→ **PROBLEM TO SOLVE**: Report how many lines hold the string "žádostí". Give the number and nothing else.

→ **SUPPLIED INFORMATION**:
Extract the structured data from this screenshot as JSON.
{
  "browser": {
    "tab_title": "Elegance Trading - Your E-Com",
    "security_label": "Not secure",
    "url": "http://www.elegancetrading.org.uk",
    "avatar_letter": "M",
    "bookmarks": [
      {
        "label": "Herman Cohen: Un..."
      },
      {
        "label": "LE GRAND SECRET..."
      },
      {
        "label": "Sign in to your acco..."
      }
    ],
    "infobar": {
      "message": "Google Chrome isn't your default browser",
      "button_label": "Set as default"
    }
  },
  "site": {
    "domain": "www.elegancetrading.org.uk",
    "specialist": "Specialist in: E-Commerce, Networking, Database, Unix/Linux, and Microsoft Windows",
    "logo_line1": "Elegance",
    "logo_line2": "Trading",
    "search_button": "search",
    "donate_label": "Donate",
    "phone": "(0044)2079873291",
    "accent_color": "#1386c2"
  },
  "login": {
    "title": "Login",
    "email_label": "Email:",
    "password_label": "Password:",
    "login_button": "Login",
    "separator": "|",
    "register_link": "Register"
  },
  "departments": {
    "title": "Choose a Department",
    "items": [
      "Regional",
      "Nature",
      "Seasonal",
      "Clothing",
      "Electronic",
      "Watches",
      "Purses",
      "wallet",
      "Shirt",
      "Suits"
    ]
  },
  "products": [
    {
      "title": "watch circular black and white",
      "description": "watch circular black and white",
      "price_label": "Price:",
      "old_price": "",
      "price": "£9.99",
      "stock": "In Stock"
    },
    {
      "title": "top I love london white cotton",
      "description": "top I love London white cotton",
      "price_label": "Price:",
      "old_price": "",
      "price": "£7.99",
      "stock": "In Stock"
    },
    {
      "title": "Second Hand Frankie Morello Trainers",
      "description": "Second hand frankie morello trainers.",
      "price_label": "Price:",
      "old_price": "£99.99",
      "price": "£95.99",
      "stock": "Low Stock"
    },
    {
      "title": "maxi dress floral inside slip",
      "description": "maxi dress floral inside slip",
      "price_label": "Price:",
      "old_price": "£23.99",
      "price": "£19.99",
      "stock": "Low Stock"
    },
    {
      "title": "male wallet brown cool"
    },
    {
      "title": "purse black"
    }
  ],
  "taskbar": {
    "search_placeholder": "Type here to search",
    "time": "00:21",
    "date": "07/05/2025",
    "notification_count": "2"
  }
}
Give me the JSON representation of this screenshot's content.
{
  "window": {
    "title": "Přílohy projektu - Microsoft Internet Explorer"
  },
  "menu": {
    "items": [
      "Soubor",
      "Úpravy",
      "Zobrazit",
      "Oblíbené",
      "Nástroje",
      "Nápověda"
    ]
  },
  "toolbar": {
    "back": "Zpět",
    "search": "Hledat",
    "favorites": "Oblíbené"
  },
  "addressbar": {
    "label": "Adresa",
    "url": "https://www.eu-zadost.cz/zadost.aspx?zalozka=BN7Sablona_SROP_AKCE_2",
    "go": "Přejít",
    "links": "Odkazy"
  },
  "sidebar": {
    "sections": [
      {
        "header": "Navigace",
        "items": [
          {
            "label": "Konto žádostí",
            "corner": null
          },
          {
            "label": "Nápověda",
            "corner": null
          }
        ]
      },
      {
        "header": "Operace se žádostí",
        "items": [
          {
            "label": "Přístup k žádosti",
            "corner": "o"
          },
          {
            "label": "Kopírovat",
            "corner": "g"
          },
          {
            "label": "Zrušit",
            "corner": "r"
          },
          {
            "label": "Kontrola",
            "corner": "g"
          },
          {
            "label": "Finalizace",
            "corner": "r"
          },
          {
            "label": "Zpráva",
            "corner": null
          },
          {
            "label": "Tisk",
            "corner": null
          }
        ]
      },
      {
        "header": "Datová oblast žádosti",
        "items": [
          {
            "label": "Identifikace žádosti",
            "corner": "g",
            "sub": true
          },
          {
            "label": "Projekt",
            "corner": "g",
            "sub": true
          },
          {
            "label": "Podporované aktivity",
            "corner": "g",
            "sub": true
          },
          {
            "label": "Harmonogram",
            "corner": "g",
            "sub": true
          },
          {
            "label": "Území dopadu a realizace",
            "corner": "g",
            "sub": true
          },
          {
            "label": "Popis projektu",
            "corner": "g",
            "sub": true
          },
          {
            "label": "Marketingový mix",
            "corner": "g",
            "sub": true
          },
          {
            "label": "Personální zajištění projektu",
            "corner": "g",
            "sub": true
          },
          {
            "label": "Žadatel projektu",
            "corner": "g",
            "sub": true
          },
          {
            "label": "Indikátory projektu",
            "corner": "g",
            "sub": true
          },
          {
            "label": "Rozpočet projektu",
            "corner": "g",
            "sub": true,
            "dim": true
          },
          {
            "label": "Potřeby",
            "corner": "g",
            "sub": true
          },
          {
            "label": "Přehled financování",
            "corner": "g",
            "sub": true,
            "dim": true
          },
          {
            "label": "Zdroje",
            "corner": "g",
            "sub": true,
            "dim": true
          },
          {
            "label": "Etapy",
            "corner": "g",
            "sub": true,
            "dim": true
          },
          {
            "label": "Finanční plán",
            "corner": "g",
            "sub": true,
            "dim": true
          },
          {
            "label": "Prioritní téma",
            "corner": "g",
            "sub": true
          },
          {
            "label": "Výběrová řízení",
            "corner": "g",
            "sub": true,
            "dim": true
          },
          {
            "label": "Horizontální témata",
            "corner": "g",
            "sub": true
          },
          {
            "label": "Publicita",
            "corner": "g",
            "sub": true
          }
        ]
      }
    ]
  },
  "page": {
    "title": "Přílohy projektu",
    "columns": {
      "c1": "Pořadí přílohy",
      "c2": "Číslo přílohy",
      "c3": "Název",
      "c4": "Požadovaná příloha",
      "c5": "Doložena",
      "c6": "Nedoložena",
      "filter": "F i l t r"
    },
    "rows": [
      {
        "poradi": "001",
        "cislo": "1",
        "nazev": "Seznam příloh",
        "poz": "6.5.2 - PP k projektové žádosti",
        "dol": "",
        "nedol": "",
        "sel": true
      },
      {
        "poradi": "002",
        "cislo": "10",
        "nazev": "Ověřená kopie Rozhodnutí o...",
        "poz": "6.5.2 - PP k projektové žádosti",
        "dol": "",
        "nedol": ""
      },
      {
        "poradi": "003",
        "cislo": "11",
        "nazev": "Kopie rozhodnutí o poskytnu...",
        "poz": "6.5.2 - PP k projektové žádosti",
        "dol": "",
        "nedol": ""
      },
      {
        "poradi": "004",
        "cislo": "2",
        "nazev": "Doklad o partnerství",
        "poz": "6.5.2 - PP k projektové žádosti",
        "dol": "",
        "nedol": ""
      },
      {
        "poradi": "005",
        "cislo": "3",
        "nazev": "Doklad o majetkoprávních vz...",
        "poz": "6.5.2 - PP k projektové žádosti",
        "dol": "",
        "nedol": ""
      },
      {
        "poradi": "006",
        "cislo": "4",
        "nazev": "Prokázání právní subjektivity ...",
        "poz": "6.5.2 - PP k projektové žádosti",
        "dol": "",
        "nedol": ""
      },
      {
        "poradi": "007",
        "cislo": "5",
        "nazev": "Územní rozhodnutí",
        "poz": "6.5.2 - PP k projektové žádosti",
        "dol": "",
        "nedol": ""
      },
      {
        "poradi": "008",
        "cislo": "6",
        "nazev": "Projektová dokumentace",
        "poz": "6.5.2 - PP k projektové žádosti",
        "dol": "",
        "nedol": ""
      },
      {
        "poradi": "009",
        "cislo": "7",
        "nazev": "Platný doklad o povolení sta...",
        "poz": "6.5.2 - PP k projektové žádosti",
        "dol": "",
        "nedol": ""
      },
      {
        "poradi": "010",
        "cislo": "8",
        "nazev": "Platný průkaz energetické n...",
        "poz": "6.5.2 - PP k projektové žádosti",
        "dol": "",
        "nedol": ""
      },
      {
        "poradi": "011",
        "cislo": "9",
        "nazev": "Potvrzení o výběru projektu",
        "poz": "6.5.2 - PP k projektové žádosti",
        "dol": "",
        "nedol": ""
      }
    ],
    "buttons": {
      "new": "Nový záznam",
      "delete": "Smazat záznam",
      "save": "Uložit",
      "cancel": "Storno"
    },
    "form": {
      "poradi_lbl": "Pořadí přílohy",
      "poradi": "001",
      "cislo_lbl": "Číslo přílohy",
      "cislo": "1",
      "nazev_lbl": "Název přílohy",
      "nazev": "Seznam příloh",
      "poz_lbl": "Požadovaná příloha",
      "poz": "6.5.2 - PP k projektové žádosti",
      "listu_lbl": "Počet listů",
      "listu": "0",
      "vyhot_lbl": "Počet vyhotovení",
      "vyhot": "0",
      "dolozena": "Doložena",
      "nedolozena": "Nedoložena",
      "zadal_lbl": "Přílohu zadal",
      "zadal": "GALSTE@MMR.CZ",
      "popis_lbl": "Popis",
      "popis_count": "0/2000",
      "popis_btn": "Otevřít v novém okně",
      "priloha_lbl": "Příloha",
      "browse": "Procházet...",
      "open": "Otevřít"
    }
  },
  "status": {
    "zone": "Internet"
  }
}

→ **THE RESULT**: 2